What to do >>
Select the lines that hold the word "ถนนสายว" and copy each one.

:::::

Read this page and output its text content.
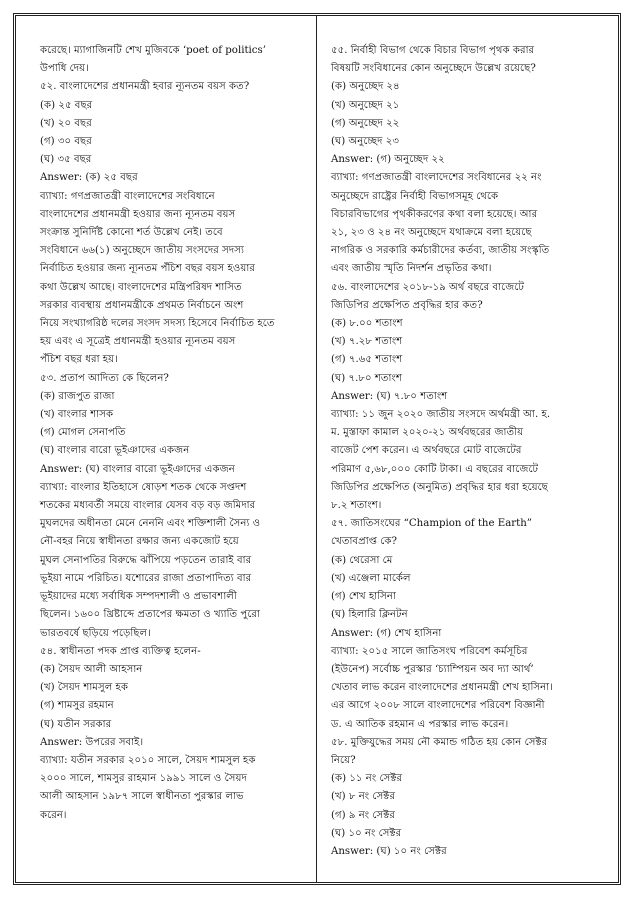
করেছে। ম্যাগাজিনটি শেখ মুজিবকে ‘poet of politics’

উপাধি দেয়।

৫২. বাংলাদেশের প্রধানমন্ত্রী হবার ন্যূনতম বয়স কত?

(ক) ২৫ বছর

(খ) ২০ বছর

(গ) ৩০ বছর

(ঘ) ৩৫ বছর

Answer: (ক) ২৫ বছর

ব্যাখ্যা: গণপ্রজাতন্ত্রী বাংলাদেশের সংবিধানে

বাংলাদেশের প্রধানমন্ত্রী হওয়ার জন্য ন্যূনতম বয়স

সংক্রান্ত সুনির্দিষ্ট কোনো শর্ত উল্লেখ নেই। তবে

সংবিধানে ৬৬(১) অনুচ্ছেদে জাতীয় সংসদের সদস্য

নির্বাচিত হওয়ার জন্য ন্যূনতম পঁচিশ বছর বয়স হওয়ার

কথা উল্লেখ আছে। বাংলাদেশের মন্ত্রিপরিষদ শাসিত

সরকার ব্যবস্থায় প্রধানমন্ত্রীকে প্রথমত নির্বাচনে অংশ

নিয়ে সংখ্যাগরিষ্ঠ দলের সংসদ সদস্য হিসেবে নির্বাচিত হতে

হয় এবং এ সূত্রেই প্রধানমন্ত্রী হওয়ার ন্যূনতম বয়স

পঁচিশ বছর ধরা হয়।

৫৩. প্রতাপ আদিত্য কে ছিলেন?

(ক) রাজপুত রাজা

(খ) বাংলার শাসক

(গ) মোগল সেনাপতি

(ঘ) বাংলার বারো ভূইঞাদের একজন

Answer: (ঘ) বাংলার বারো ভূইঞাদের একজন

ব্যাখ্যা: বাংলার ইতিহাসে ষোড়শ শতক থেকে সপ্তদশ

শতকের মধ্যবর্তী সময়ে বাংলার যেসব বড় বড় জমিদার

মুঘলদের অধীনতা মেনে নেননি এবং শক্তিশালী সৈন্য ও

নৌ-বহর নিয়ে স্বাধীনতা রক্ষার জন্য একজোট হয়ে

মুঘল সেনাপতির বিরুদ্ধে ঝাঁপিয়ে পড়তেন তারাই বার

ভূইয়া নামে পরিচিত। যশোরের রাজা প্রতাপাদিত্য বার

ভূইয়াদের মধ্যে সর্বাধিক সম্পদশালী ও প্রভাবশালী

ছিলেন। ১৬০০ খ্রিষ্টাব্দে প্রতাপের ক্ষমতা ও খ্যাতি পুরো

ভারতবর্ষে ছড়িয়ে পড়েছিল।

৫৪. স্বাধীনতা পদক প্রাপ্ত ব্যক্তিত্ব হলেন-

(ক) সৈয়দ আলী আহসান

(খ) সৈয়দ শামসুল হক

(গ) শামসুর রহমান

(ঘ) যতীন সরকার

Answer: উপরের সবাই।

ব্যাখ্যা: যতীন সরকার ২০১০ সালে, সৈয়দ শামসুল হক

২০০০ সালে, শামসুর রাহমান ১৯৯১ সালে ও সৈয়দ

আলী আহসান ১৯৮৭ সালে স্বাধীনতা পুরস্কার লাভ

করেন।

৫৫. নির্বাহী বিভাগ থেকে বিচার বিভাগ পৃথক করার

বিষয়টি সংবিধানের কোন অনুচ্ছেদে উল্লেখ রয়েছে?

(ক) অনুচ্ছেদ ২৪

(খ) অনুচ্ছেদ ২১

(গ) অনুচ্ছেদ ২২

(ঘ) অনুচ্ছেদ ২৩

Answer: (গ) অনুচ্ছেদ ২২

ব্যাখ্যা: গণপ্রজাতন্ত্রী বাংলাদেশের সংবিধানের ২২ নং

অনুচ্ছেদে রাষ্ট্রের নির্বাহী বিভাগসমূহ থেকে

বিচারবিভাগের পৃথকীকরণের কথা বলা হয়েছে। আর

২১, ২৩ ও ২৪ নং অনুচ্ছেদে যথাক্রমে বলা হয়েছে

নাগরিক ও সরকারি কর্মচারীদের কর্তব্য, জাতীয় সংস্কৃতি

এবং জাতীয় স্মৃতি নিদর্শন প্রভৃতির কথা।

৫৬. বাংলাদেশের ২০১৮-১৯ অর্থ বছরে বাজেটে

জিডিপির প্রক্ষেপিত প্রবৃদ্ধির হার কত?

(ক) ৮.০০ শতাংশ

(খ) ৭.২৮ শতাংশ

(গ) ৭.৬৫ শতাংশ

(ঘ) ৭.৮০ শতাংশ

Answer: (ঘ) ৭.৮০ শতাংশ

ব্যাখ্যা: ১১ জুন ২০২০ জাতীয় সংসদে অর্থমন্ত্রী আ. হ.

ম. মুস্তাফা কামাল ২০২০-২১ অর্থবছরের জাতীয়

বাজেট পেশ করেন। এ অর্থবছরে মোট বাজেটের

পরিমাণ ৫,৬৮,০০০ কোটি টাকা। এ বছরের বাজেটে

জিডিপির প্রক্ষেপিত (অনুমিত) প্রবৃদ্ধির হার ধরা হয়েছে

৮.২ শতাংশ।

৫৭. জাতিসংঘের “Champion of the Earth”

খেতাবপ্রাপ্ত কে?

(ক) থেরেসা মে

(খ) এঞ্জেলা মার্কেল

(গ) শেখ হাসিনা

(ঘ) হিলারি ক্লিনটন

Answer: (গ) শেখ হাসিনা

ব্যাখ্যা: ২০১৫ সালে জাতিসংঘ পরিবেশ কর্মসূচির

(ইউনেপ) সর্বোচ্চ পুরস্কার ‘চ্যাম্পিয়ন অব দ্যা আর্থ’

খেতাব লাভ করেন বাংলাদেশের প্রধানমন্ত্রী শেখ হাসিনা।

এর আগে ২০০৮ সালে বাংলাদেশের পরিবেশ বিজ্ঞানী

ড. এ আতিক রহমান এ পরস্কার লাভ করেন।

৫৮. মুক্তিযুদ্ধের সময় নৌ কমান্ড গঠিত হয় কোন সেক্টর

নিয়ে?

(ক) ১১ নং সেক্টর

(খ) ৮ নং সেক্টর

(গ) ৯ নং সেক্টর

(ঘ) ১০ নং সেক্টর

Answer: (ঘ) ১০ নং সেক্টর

:::::

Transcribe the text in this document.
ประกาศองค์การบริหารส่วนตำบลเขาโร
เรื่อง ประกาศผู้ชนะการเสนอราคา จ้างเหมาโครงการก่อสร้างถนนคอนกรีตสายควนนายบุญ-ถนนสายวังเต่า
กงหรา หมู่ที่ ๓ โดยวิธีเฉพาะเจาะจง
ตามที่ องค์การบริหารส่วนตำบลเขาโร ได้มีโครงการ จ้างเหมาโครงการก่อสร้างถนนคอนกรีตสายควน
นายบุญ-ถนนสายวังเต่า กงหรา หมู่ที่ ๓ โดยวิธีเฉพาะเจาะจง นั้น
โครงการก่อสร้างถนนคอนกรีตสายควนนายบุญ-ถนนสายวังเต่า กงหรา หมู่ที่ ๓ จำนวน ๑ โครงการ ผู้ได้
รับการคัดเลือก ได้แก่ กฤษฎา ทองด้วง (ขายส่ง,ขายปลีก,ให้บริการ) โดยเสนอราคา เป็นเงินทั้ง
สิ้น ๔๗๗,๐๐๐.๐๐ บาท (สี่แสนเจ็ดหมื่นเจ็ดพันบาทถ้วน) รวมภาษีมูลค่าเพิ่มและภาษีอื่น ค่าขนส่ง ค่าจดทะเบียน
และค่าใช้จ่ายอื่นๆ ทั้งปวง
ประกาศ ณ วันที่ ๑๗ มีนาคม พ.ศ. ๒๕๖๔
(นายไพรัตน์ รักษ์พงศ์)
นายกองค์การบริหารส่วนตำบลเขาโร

:::::

Response for this exercise >>
เรื่อง ประกาศผู้ชนะการเสนอราคา จ้างเหมาโครงการก่อสร้างถนนคอนกรีตสายควนนายบุญ-ถนนสายวังเต่า
นายบุญ-ถนนสายวังเต่า กงหรา หมู่ที่ ๓ โดยวิธีเฉพาะเจาะจง นั้น
โครงการก่อสร้างถนนคอนกรีตสายควนนายบุญ-ถนนสายวังเต่า กงหรา หมู่ที่ ๓ จำนวน ๑ โครงการ ผู้ได้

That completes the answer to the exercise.